> **What the task requires**
Note how many lines contain "Eingabeaufforderung" and give that number, with nothing else.

> **Material for this task**
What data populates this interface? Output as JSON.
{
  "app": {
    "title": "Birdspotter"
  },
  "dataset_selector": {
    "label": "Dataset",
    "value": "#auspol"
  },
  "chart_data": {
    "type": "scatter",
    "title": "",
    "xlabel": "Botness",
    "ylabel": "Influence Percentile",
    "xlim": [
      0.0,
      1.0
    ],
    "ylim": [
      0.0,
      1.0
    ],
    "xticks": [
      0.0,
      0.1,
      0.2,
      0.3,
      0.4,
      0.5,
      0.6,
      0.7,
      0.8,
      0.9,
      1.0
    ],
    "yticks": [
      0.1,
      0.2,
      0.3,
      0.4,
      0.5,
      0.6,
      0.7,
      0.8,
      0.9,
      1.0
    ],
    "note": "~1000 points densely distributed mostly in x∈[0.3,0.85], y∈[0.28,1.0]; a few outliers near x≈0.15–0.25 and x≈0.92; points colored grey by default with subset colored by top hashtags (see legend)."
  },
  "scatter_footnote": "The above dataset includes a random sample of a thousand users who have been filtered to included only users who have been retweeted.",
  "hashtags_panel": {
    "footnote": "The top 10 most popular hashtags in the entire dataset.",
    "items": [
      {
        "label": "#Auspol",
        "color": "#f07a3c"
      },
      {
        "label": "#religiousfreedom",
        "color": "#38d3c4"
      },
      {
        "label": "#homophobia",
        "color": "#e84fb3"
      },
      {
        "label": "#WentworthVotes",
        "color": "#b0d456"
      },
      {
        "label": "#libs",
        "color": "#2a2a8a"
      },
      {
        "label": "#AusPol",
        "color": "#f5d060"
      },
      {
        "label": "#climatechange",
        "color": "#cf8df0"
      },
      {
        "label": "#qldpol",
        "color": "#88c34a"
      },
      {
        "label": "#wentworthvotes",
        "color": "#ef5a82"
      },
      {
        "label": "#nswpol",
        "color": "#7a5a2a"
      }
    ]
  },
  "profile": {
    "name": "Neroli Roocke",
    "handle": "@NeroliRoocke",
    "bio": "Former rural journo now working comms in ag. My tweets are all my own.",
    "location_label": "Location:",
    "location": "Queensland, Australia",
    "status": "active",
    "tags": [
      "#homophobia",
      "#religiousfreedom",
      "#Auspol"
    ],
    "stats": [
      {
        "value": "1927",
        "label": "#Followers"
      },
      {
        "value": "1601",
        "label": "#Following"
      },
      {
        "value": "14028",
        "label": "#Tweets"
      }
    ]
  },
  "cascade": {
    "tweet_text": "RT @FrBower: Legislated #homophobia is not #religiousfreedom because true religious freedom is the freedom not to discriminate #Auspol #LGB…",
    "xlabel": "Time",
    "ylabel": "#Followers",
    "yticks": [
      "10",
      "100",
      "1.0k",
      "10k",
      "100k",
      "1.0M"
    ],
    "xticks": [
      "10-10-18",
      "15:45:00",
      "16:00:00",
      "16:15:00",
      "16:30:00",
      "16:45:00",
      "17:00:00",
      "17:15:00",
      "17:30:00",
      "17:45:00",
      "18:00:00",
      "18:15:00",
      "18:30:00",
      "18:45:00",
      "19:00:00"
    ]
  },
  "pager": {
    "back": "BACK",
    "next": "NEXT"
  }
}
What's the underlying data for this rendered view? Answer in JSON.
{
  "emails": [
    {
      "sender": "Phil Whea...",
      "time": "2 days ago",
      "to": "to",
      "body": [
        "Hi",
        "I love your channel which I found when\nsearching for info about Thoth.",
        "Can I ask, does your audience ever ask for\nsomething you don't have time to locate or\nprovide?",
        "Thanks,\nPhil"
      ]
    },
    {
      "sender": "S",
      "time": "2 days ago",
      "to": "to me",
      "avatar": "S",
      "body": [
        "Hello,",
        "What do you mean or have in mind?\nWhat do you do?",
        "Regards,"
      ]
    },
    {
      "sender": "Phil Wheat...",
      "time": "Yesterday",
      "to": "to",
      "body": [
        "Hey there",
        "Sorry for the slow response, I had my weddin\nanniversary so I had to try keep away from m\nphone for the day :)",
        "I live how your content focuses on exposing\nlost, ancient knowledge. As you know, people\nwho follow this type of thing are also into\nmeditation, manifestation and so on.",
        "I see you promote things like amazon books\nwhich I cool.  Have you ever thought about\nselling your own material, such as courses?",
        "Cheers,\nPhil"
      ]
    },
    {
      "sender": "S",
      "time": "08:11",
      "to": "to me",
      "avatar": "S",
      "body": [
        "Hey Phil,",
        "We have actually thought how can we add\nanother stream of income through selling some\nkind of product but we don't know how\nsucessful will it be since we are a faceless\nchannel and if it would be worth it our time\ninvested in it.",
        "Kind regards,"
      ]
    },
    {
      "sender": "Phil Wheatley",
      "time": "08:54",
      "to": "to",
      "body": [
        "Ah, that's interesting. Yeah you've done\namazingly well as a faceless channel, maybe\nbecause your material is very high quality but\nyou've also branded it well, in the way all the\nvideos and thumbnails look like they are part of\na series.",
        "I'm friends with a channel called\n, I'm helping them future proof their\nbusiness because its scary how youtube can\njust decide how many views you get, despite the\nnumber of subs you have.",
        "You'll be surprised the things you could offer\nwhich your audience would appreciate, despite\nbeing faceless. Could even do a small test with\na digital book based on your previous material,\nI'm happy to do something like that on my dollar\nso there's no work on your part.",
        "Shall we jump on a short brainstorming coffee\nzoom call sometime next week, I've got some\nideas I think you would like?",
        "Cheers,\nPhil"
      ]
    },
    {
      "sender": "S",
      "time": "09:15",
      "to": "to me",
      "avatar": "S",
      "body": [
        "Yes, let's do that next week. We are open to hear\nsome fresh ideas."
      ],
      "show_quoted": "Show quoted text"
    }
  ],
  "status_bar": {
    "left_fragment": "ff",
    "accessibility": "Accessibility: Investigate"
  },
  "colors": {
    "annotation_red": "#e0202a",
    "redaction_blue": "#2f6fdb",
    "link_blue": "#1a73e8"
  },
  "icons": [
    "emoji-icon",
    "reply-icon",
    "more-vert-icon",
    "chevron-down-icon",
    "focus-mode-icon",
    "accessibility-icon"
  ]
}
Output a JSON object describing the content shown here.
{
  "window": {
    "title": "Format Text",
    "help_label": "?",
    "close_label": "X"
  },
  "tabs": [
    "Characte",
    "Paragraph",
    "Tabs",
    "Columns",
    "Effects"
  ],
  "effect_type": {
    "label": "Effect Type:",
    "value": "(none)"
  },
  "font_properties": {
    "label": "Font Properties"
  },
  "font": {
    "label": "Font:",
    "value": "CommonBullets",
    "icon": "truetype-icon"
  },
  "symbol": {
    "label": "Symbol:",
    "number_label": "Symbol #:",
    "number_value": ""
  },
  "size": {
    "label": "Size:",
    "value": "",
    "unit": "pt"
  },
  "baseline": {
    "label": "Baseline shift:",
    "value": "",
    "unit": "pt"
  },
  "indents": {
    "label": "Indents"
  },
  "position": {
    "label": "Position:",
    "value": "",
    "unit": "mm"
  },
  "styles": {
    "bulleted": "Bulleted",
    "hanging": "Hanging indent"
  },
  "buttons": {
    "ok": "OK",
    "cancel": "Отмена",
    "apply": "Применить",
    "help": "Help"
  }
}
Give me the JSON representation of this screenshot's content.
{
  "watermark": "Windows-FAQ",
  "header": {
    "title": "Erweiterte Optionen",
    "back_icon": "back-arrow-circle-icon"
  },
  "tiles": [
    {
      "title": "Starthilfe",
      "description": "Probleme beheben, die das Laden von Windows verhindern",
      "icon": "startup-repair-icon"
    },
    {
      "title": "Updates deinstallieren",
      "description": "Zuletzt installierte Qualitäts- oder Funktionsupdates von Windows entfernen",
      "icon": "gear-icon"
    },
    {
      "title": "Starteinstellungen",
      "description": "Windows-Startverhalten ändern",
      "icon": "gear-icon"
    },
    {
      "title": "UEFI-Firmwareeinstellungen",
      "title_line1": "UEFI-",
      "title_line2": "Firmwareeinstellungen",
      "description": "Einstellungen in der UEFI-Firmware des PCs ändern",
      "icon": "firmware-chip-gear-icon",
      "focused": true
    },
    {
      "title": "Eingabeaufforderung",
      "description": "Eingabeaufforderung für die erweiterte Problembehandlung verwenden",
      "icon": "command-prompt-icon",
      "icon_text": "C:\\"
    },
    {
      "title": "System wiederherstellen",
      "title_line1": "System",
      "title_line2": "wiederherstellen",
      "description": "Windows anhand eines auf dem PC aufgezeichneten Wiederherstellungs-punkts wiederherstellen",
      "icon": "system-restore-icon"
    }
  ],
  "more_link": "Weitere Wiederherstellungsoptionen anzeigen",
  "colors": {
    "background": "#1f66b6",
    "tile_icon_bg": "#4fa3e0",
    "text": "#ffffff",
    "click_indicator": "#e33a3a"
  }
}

> **Answer to the problem**
2